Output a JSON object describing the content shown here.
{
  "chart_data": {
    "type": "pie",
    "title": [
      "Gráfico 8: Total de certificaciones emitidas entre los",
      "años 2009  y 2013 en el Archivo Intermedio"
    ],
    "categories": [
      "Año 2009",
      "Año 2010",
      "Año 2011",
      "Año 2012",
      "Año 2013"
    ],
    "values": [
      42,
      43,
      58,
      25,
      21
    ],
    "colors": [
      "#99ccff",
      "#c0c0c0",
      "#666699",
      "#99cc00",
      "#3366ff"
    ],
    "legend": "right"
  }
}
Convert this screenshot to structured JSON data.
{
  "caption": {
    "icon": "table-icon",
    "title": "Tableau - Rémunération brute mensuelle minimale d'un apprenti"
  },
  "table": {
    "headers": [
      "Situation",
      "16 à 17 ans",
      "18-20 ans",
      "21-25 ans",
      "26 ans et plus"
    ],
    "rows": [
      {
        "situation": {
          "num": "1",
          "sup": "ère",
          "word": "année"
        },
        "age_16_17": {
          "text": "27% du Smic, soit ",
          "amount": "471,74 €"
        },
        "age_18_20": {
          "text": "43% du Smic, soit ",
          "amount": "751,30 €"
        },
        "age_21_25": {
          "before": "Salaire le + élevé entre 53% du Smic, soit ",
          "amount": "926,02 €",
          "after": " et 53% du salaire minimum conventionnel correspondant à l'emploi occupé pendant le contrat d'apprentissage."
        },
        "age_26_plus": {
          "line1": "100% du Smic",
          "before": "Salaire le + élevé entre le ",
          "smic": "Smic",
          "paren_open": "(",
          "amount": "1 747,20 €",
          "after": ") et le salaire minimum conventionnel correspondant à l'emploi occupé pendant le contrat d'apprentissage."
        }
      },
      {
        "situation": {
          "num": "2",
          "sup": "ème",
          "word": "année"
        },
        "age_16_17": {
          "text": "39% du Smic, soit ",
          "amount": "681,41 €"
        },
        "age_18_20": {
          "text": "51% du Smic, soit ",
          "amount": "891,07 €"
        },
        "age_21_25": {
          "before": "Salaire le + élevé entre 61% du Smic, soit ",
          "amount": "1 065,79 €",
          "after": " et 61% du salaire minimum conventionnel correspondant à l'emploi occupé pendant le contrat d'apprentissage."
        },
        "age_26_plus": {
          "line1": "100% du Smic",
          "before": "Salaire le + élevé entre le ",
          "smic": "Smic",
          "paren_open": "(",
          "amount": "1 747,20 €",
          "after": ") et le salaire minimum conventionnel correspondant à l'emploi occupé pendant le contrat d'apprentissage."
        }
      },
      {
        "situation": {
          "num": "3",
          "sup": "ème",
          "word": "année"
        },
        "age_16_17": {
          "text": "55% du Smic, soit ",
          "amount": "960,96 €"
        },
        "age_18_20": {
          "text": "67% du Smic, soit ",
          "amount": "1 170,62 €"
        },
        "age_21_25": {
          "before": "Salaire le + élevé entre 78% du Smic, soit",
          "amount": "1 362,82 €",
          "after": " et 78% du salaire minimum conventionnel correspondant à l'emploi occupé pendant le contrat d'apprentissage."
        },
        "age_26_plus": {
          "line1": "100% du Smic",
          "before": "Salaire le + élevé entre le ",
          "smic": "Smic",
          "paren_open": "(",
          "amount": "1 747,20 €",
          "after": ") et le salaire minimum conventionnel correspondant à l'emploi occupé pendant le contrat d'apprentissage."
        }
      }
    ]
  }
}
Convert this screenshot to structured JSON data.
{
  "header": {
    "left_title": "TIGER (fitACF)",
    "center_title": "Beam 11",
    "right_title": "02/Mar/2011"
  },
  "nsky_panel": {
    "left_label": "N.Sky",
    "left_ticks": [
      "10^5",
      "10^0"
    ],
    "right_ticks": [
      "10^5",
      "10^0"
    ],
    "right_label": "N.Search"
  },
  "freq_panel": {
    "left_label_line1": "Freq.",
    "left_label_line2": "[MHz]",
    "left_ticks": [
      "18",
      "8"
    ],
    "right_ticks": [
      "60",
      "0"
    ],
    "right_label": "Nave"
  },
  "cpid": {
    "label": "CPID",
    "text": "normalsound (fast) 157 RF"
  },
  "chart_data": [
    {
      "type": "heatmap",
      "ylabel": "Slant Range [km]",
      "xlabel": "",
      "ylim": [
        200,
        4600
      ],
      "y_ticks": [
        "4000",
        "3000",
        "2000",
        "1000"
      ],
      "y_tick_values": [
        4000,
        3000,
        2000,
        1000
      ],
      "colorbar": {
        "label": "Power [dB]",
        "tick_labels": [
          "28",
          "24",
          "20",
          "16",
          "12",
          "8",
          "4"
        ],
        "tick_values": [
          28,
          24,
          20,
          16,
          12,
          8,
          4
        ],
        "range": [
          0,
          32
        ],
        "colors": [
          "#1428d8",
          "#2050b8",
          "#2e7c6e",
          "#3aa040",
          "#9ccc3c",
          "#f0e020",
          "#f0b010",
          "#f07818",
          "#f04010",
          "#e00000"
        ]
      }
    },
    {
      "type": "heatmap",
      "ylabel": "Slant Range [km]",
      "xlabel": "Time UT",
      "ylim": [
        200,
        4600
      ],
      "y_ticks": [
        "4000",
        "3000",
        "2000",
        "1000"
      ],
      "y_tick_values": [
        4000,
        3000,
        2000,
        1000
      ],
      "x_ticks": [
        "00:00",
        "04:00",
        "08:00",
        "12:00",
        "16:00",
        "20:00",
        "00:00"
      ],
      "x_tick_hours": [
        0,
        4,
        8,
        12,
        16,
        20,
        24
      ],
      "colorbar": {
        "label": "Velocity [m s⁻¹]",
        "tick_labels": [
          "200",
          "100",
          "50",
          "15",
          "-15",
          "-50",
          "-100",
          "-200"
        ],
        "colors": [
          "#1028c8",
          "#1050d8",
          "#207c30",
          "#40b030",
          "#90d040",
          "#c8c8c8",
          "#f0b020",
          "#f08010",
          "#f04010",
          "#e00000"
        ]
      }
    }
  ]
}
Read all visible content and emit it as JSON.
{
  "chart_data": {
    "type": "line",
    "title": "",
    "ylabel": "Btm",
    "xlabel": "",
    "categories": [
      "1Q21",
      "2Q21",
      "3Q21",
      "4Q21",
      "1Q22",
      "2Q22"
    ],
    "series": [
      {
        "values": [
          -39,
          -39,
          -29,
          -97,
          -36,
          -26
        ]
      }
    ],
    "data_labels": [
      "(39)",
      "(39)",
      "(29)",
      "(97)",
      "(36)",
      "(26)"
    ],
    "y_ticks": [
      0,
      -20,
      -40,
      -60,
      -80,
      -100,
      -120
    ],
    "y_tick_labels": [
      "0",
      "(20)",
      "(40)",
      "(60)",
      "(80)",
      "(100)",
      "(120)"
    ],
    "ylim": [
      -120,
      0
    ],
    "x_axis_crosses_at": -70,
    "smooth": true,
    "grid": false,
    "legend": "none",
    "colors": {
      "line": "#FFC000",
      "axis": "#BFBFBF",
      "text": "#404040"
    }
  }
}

- - - - - - -

**Short problem:** Print all of the entries again, exactly as written.

**Reply:**
Output a JSON object describing the content shown here.
{
  "chart_data": {
    "type": "pie",
    "title": [
      "Gráfico 8: Total de certificaciones emitidas entre los",
      "años 2009  y 2013 en el Archivo Intermedio"
    ],
    "categories": [
      "Año 2009",
      "Año 2010",
      "Año 2011",
      "Año 2012",
      "Año 2013"
    ],
    "values": [
      42,
      43,
      58,
      25,
      21
    ],
    "colors": [
      "#99ccff",
      "#c0c0c0",
      "#666699",
      "#99cc00",
      "#3366ff"
    ],
    "legend": "right"
  }
}
Convert this screenshot to structured JSON data.
{
  "caption": {
    "icon": "table-icon",
    "title": "Tableau - Rémunération brute mensuelle minimale d'un apprenti"
  },
  "table": {
    "headers": [
      "Situation",
      "16 à 17 ans",
      "18-20 ans",
      "21-25 ans",
      "26 ans et plus"
    ],
    "rows": [
      {
        "situation": {
          "num": "1",
          "sup": "ère",
          "word": "année"
        },
        "age_16_17": {
          "text": "27% du Smic, soit ",
          "amount": "471,74 €"
        },
        "age_18_20": {
          "text": "43% du Smic, soit ",
          "amount": "751,30 €"
        },
        "age_21_25": {
          "before": "Salaire le + élevé entre 53% du Smic, soit ",
          "amount": "926,02 €",
          "after": " et 53% du salaire minimum conventionnel correspondant à l'emploi occupé pendant le contrat d'apprentissage."
        },
        "age_26_plus": {
          "line1": "100% du Smic",
          "before": "Salaire le + élevé entre le ",
          "smic": "Smic",
          "paren_open": "(",
          "amount": "1 747,20 €",
          "after": ") et le salaire minimum conventionnel correspondant à l'emploi occupé pendant le contrat d'apprentissage."
        }
      },
      {
        "situation": {
          "num": "2",
          "sup": "ème",
          "word": "année"
        },
        "age_16_17": {
          "text": "39% du Smic, soit ",
          "amount": "681,41 €"
        },
        "age_18_20": {
          "text": "51% du Smic, soit ",
          "amount": "891,07 €"
        },
        "age_21_25": {
          "before": "Salaire le + élevé entre 61% du Smic, soit ",
          "amount": "1 065,79 €",
          "after": " et 61% du salaire minimum conventionnel correspondant à l'emploi occupé pendant le contrat d'apprentissage."
        },
        "age_26_plus": {
          "line1": "100% du Smic",
          "before": "Salaire le + élevé entre le ",
          "smic": "Smic",
          "paren_open": "(",
          "amount": "1 747,20 €",
          "after": ") et le salaire minimum conventionnel correspondant à l'emploi occupé pendant le contrat d'apprentissage."
        }
      },
      {
        "situation": {
          "num": "3",
          "sup": "ème",
          "word": "année"
        },
        "age_16_17": {
          "text": "55% du Smic, soit ",
          "amount": "960,96 €"
        },
        "age_18_20": {
          "text": "67% du Smic, soit ",
          "amount": "1 170,62 €"
        },
        "age_21_25": {
          "before": "Salaire le + élevé entre 78% du Smic, soit",
          "amount": "1 362,82 €",
          "after": " et 78% du salaire minimum conventionnel correspondant à l'emploi occupé pendant le contrat d'apprentissage."
        },
        "age_26_plus": {
          "line1": "100% du Smic",
          "before": "Salaire le + élevé entre le ",
          "smic": "Smic",
          "paren_open": "(",
          "amount": "1 747,20 €",
          "after": ") et le salaire minimum conventionnel correspondant à l'emploi occupé pendant le contrat d'apprentissage."
        }
      }
    ]
  }
}
Convert this screenshot to structured JSON data.
{
  "header": {
    "left_title": "TIGER (fitACF)",
    "center_title": "Beam 11",
    "right_title": "02/Mar/2011"
  },
  "nsky_panel": {
    "left_label": "N.Sky",
    "left_ticks": [
      "10^5",
      "10^0"
    ],
    "right_ticks": [
      "10^5",
      "10^0"
    ],
    "right_label": "N.Search"
  },
  "freq_panel": {
    "left_label_line1": "Freq.",
    "left_label_line2": "[MHz]",
    "left_ticks": [
      "18",
      "8"
    ],
    "right_ticks": [
      "60",
      "0"
    ],
    "right_label": "Nave"
  },
  "cpid": {
    "label": "CPID",
    "text": "normalsound (fast) 157 RF"
  },
  "chart_data": [
    {
      "type": "heatmap",
      "ylabel": "Slant Range [km]",
      "xlabel": "",
      "ylim": [
        200,
        4600
      ],
      "y_ticks": [
        "4000",
        "3000",
        "2000",
        "1000"
      ],
      "y_tick_values": [
        4000,
        3000,
        2000,
        1000
      ],
      "colorbar": {
        "label": "Power [dB]",
        "tick_labels": [
          "28",
          "24",
          "20",
          "16",
          "12",
          "8",
          "4"
        ],
        "tick_values": [
          28,
          24,
          20,
          16,
          12,
          8,
          4
        ],
        "range": [
          0,
          32
        ],
        "colors": [
          "#1428d8",
          "#2050b8",
          "#2e7c6e",
          "#3aa040",
          "#9ccc3c",
          "#f0e020",
          "#f0b010",
          "#f07818",
          "#f04010",
          "#e00000"
        ]
      }
    },
    {
      "type": "heatmap",
      "ylabel": "Slant Range [km]",
      "xlabel": "Time UT",
      "ylim": [
        200,
        4600
      ],
      "y_ticks": [
        "4000",
        "3000",
        "2000",
        "1000"
      ],
      "y_tick_values": [
        4000,
        3000,
        2000,
        1000
      ],
      "x_ticks": [
        "00:00",
        "04:00",
        "08:00",
        "12:00",
        "16:00",
        "20:00",
        "00:00"
      ],
      "x_tick_hours": [
        0,
        4,
        8,
        12,
        16,
        20,
        24
      ],
      "colorbar": {
        "label": "Velocity [m s⁻¹]",
        "tick_labels": [
          "200",
          "100",
          "50",
          "15",
          "-15",
          "-50",
          "-100",
          "-200"
        ],
        "colors": [
          "#1028c8",
          "#1050d8",
          "#207c30",
          "#40b030",
          "#90d040",
          "#c8c8c8",
          "#f0b020",
          "#f08010",
          "#f04010",
          "#e00000"
        ]
      }
    }
  ]
}
Read all visible content and emit it as JSON.
{
  "chart_data": {
    "type": "line",
    "title": "",
    "ylabel": "Btm",
    "xlabel": "",
    "categories": [
      "1Q21",
      "2Q21",
      "3Q21",
      "4Q21",
      "1Q22",
      "2Q22"
    ],
    "series": [
      {
        "values": [
          -39,
          -39,
          -29,
          -97,
          -36,
          -26
        ]
      }
    ],
    "data_labels": [
      "(39)",
      "(39)",
      "(29)",
      "(97)",
      "(36)",
      "(26)"
    ],
    "y_ticks": [
      0,
      -20,
      -40,
      -60,
      -80,
      -100,
      -120
    ],
    "y_tick_labels": [
      "0",
      "(20)",
      "(40)",
      "(60)",
      "(80)",
      "(100)",
      "(120)"
    ],
    "ylim": [
      -120,
      0
    ],
    "x_axis_crosses_at": -70,
    "smooth": true,
    "grid": false,
    "legend": "none",
    "colors": {
      "line": "#FFC000",
      "axis": "#BFBFBF",
      "text": "#404040"
    }
  }
}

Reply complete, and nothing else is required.